───── TEXTO EXTRAÍDO ─────

Tinha dez anos quando mudei de escola. Ia finalmente crescer quando deixei de viver com o meu irmão. Passei a vê-lo apenas nos dezembros de cada ano. Ele tinha-se tornado emigrante e eu filho único, consequência da distância. A década seguinte passou em ebulição constante, cada um com a sua vida, nem longe nem perto. E depois, aconteceu a fantástica e inexplicável magia da vida. Crescemos, e a distância física mostrou-se apenas assim e nada mais que isso, uns milhares de quilômetros, e nós tornamos-nos no mesmo. Iguais. Com muito de diferente. Confidentes. Entre outros, marca-nos o gosto pela fotografia, por um bom passeio de bicicleta e uma forte vontade de partir para parte incerta.
Há uns anos, fiz-lhe companhia até uma loja de equipamento desportivo. Enquanto vaguevamos pelos corredores ele diz-me o inesperado – “Vamos à secção de caça.” Sabia que ao longo dos anos tivera muitos hobbies diferentes. No guarda-fatos ainda restam equipamentos de quando jogava futebol na equipa local; no canto do escritório dormem rolos de fio de milho dos tempos de fascínio pela impressão a três dimensões e no sótão, ainda restam alguns pequenos motores, carroçarias, asas e hélices dos tempos em que se tornou piloto de aeronaves em miniatura. Mas caça? Deixei a história desenrolar-se.
Aquela era uma secção muito peculiar. Existiam botas rígidas, meias e luvas farfalhudas, calças interiores e exteriores, polares e casacos semelhantes a cobertores. Tudo porque a caça é hoje uma atividade de preguiça. Já ninguém corre atrás dos Labrador atrás da lebre ou do javali. A bala faz todo o trabalho. O animal cai. (Perdoe-se a supersimplificação de um leigo.) Adiante, todo este arsenal mantém o caçador aconchegado e quentinho, de bom humor, simpático, não que os animais o sintam claro. A peculiaridade daquele espaço estava no facto de todo este repertório ser rigorosamente disponibilizado em três cores: verde pastel claro, verde pastel escuro e camuflado de floresta (nome técnico para o estampado artificial de formas e cores que imitam, no tecido, um ambiente natural; o camuflado de floresta é composto por aglomerado aleatório de verdes). Ocasionalmente surgem restos de castanho. Pois bem, fiquei convencido. Da parte dele, vi-lhe os olhos encherem de entusiasmo. A sério, sem ponta de ironia.

───── INFORMAÇÃO APRESENTADA ─────

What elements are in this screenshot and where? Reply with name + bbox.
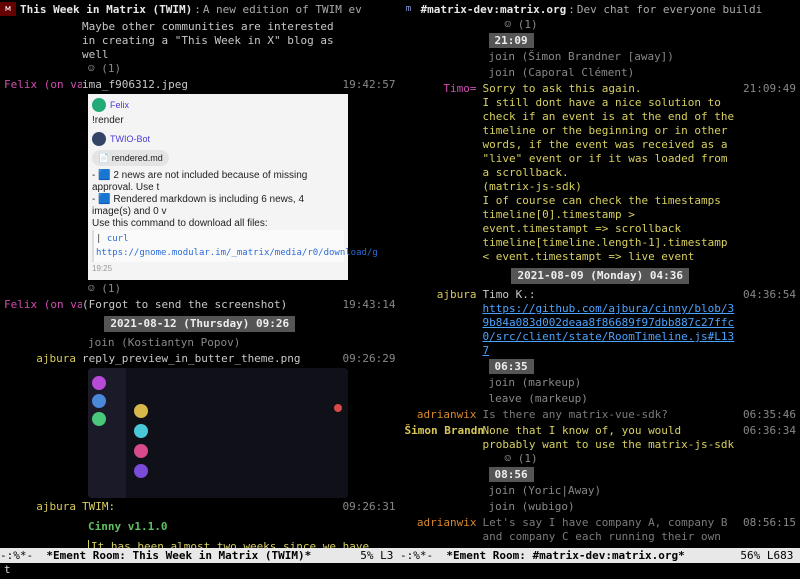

─────

PROBLEMA PROPOSTO A - Reproduza fielmente o trecho do texto extraído que vai de "Há uns anos, fiz-lhe" até "a história desenrolar-se.".
PROBLEMA PROPOSTO B - Diga se cada afirmação concorda com o texto extraído, respondendo sim ou não e citando literalmente as palavras do texto que o decidem. (i) Quem narra tinha dez anos quando mudou de escola. (ii) Na secção de caça, o equipamento estava disponível em cinco cores. (iii) O irmão chegou a jogar futebol na equipa local.

RESPOSTA AO EXERCÍCIO A -
Há uns anos, fiz-lhe companhia até uma loja de equipamento desportivo. Enquanto vaguevamos pelos corredores ele diz-me o inesperado – “Vamos à secção de caça.” Sabia que ao longo dos anos tivera muitos hobbies diferentes. No guarda-fatos ainda restam equipamentos de quando jogava futebol na equipa local; no canto do escritório dormem rolos de fio de milho dos tempos de fascínio pela impressão a três dimensões e no sótão, ainda restam alguns pequenos motores, carroçarias, asas e hélices dos tempos em que se tornou piloto de aeronaves em miniatura. Mas caça? Deixei a história desenrolar-se.

RESPOSTA AO EXERCÍCIO B -
(i) Sim: "Tinha dez anos quando mudei de escola."
(ii) Não: "rigorosamente disponibilizado em três cores"
(iii) Sim: "ainda restam equipamentos de quando jogava futebol na equipa local"